Przepisz dokładnie wszystko od początku listingu aż do wiersza zawierającego „dim-top-4: 2,275 — [1366, 103, 1433, 133]”, łącznie z tym wierszem.

##### Dane do zadania

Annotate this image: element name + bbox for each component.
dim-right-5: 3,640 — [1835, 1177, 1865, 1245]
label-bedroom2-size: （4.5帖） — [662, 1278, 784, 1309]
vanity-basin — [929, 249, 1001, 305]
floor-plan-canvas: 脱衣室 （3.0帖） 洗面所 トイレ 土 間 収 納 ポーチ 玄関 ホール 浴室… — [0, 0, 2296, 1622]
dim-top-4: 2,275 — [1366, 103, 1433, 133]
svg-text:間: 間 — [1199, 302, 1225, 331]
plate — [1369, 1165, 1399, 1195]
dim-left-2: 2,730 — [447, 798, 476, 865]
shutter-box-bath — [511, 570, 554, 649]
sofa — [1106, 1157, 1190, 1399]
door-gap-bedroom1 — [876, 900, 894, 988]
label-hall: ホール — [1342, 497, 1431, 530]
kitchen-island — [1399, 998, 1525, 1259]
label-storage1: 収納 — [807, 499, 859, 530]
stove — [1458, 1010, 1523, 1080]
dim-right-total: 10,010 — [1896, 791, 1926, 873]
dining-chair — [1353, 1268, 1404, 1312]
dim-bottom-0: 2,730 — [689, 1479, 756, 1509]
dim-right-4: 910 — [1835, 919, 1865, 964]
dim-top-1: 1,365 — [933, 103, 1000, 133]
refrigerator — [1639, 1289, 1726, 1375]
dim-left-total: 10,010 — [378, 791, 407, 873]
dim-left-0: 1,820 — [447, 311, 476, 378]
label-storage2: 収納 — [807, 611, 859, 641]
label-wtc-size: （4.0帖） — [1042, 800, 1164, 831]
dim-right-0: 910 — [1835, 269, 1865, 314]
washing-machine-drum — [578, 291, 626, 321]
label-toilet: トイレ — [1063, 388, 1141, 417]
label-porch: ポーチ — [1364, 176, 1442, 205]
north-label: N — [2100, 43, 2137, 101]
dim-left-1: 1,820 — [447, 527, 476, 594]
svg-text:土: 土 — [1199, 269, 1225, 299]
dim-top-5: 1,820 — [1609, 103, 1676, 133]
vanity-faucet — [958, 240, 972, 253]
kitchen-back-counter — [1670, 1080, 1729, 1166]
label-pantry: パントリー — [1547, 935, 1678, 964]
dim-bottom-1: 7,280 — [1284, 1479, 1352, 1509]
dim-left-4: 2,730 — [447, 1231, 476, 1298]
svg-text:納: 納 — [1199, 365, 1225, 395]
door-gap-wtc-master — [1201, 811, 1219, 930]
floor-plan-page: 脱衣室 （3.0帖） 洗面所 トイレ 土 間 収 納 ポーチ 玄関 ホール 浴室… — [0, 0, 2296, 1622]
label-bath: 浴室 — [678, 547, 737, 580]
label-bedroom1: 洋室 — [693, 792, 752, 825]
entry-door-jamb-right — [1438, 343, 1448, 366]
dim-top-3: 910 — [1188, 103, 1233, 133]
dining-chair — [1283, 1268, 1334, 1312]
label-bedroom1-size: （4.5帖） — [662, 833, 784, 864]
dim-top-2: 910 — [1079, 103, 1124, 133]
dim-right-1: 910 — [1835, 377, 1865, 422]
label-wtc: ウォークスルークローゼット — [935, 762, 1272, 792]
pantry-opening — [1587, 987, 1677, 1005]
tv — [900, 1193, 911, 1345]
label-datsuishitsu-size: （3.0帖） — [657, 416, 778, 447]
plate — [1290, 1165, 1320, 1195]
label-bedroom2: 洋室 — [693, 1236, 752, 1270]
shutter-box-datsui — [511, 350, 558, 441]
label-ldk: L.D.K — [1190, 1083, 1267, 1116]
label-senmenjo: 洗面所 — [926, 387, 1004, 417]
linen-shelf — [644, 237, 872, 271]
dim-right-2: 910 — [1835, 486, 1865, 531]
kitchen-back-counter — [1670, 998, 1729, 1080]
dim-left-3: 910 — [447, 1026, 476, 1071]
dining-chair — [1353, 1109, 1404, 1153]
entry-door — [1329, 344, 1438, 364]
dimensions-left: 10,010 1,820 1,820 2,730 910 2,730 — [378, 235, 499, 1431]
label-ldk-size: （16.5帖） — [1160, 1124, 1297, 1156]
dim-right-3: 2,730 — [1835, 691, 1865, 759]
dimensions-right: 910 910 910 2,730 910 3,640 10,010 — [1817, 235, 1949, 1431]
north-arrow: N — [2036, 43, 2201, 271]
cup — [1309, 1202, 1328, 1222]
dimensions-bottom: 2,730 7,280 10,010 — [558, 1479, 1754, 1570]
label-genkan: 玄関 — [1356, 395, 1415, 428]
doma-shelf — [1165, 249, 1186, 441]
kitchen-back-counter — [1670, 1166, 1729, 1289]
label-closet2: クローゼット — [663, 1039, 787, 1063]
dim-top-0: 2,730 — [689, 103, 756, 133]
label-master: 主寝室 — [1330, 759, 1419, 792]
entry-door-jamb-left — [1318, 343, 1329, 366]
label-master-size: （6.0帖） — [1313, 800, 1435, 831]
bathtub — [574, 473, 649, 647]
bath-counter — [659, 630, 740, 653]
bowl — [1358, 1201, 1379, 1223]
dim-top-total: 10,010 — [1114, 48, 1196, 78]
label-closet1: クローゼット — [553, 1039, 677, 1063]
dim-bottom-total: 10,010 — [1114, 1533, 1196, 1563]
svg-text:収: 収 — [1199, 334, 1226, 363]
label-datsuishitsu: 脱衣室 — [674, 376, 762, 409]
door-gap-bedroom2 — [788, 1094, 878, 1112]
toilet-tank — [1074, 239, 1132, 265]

##########

(Wynik zadania):
Annotate this image: element name + bbox for each component.
dim-right-5: 3,640 — [1835, 1177, 1865, 1245]
label-bedroom2-size: （4.5帖） — [662, 1278, 784, 1309]
vanity-basin — [929, 249, 1001, 305]
floor-plan-canvas: 脱衣室 （3.0帖） 洗面所 トイレ 土 間 収 納 ポーチ 玄関 ホール 浴室… — [0, 0, 2296, 1622]
dim-top-4: 2,275 — [1366, 103, 1433, 133]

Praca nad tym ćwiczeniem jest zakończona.